Dataset entries on figures >>

————————

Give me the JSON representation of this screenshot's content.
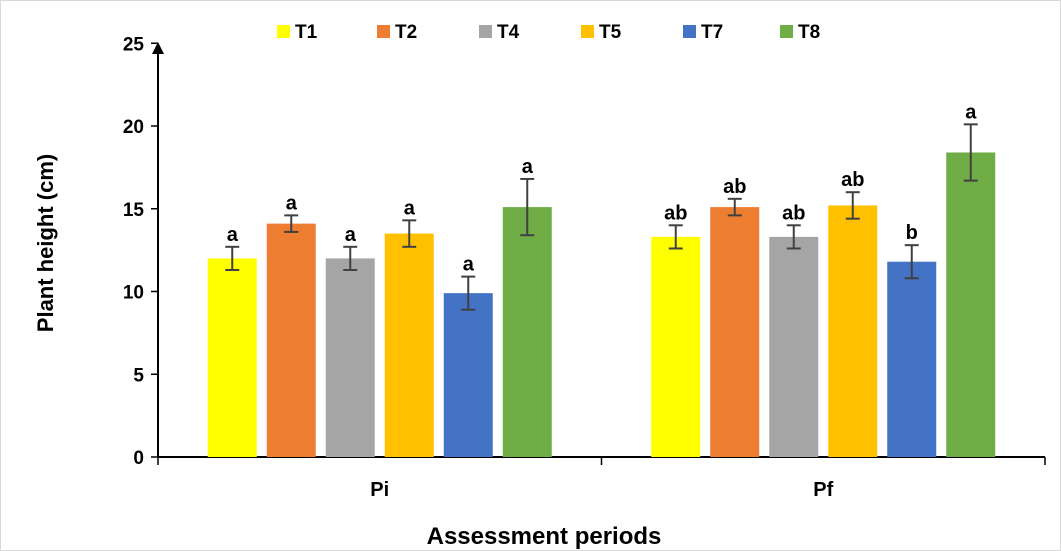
{
  "chart_data": {
    "type": "bar",
    "categories": [
      "Pi",
      "Pf"
    ],
    "series": [
      {
        "name": "T1",
        "color": "#ffff00",
        "values": [
          12.0,
          13.3
        ],
        "errors": [
          0.7,
          0.7
        ],
        "letters": [
          "a",
          "ab"
        ]
      },
      {
        "name": "T2",
        "color": "#ed7d31",
        "values": [
          14.1,
          15.1
        ],
        "errors": [
          0.5,
          0.5
        ],
        "letters": [
          "a",
          "ab"
        ]
      },
      {
        "name": "T4",
        "color": "#a5a5a5",
        "values": [
          12.0,
          13.3
        ],
        "errors": [
          0.7,
          0.7
        ],
        "letters": [
          "a",
          "ab"
        ]
      },
      {
        "name": "T5",
        "color": "#ffc000",
        "values": [
          13.5,
          15.2
        ],
        "errors": [
          0.8,
          0.8
        ],
        "letters": [
          "a",
          "ab"
        ]
      },
      {
        "name": "T7",
        "color": "#4472c4",
        "values": [
          9.9,
          11.8
        ],
        "errors": [
          1.0,
          1.0
        ],
        "letters": [
          "a",
          "b"
        ]
      },
      {
        "name": "T8",
        "color": "#70ad47",
        "values": [
          15.1,
          18.4
        ],
        "errors": [
          1.7,
          1.7
        ],
        "letters": [
          "a",
          "a"
        ]
      }
    ],
    "xlabel": "Assessment periods",
    "ylabel": "Plant height (cm)",
    "ylim": [
      0,
      25
    ],
    "yticks": [
      0,
      5,
      10,
      15,
      20,
      25
    ],
    "grid": false,
    "legend": "top"
  }
}
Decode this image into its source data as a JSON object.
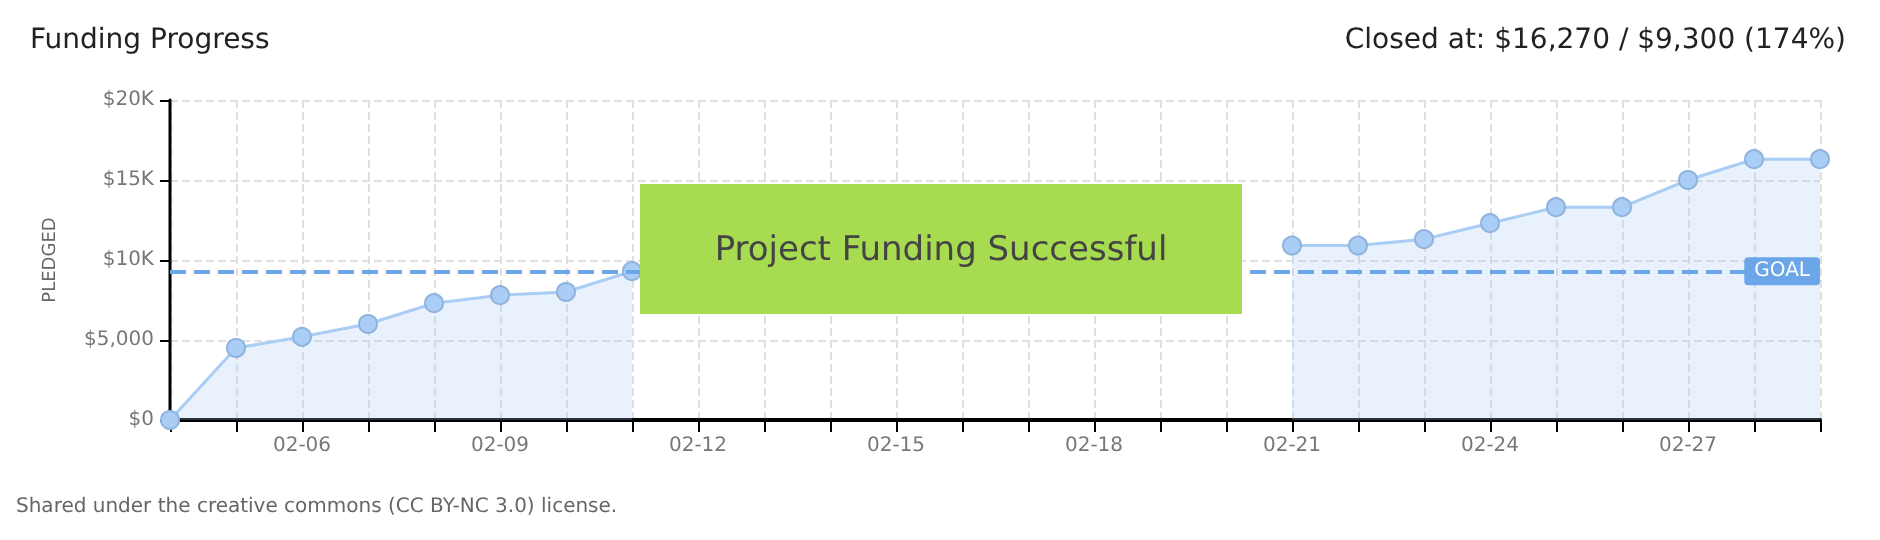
{
  "chart_data": {
    "type": "area",
    "title": "Funding Progress",
    "subtitle": "Closed at: $16,270 / $9,300 (174%)",
    "ylabel": "PLEDGED",
    "x": [
      "--02-04",
      "--02-05",
      "--02-06",
      "--02-07",
      "--02-08",
      "--02-09",
      "--02-10",
      "--02-11",
      "--02-12",
      "--02-13",
      "--02-14",
      "--02-15",
      "--02-16",
      "--02-17",
      "--02-18",
      "--02-19",
      "--02-20",
      "--02-21",
      "--02-22",
      "--02-23",
      "--02-24",
      "--02-25",
      "--02-26",
      "--02-27",
      "--02-28",
      "--02-29"
    ],
    "series": [
      {
        "color": "#a9cdf5",
        "values": [
          0,
          4500,
          5200,
          6000,
          7300,
          7800,
          8000,
          9300,
          null,
          null,
          null,
          null,
          null,
          null,
          null,
          null,
          null,
          10900,
          10900,
          11300,
          12300,
          13300,
          13300,
          15000,
          16300,
          16300
        ]
      }
    ],
    "xlim": [
      "--02-04",
      "--02-29"
    ],
    "xticks": [
      {
        "value": "--02-04",
        "label": null
      },
      {
        "value": "--02-05",
        "label": null
      },
      {
        "value": "--02-06",
        "label": "02-06"
      },
      {
        "value": "--02-07",
        "label": null
      },
      {
        "value": "--02-08",
        "label": null
      },
      {
        "value": "--02-09",
        "label": "02-09"
      },
      {
        "value": "--02-10",
        "label": null
      },
      {
        "value": "--02-11",
        "label": null
      },
      {
        "value": "--02-12",
        "label": "02-12"
      },
      {
        "value": "--02-13",
        "label": null
      },
      {
        "value": "--02-14",
        "label": null
      },
      {
        "value": "--02-15",
        "label": "02-15"
      },
      {
        "value": "--02-16",
        "label": null
      },
      {
        "value": "--02-17",
        "label": null
      },
      {
        "value": "--02-18",
        "label": "02-18"
      },
      {
        "value": "--02-19",
        "label": null
      },
      {
        "value": "--02-20",
        "label": null
      },
      {
        "value": "--02-21",
        "label": "02-21"
      },
      {
        "value": "--02-22",
        "label": null
      },
      {
        "value": "--02-23",
        "label": null
      },
      {
        "value": "--02-24",
        "label": "02-24"
      },
      {
        "value": "--02-25",
        "label": null
      },
      {
        "value": "--02-26",
        "label": null
      },
      {
        "value": "--02-27",
        "label": "02-27"
      },
      {
        "value": "--02-28",
        "label": null
      },
      {
        "value": "--02-29",
        "label": null
      }
    ],
    "ylim": [
      0,
      20000
    ],
    "yticks": [
      {
        "value": 0,
        "label": "$0"
      },
      {
        "value": 5000,
        "label": "$5,000"
      },
      {
        "value": 10000,
        "label": "$10K"
      },
      {
        "value": 15000,
        "label": "$15K"
      },
      {
        "value": 20000,
        "label": "$20K"
      }
    ],
    "ref_lines": [
      {
        "axis": "y",
        "value": 9300,
        "label": "GOAL",
        "color": "#6aa6e8",
        "line_style": "dashed"
      }
    ],
    "annotations": [
      "Project Funding Successful",
      "Shared under the creative commons (CC BY-NC 3.0) license."
    ],
    "grid": true,
    "marker": "circle"
  }
}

————————

Goal >>
Write out every line of the data that holds the word "ylabel".

Result of the task >>
    "ylabel": "Plant height (cm)",
    "ylabel": "PLEDGED",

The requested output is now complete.